Recorded data
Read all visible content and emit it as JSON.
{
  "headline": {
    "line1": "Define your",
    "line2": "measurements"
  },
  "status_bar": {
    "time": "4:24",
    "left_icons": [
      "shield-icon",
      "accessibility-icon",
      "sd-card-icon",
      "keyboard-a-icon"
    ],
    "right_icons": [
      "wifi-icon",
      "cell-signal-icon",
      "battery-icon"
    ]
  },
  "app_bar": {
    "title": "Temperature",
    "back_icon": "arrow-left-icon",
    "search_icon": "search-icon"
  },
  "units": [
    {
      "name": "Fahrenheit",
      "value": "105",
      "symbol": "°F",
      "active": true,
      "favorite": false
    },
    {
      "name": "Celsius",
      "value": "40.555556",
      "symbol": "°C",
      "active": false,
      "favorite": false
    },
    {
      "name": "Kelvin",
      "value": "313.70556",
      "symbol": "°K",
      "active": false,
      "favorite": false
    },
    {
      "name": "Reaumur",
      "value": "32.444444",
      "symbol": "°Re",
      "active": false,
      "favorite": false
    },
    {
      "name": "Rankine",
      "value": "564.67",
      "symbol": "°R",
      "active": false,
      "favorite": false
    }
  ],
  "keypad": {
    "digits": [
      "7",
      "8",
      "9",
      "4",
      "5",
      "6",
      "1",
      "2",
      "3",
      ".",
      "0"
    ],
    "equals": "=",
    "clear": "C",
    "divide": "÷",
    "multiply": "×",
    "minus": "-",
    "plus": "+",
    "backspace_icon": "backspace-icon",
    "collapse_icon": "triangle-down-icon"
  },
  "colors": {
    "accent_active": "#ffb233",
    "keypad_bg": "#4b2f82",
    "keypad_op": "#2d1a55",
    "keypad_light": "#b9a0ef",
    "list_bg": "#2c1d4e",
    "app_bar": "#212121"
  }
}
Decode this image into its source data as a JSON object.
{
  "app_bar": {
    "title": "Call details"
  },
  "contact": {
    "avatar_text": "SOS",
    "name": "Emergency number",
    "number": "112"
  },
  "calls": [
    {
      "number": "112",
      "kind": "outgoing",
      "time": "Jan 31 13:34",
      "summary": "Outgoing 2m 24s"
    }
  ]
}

[Aim]: Using the listing above, work out how many of its lines include "symbol", and give only the result.

[Exercise result]: 5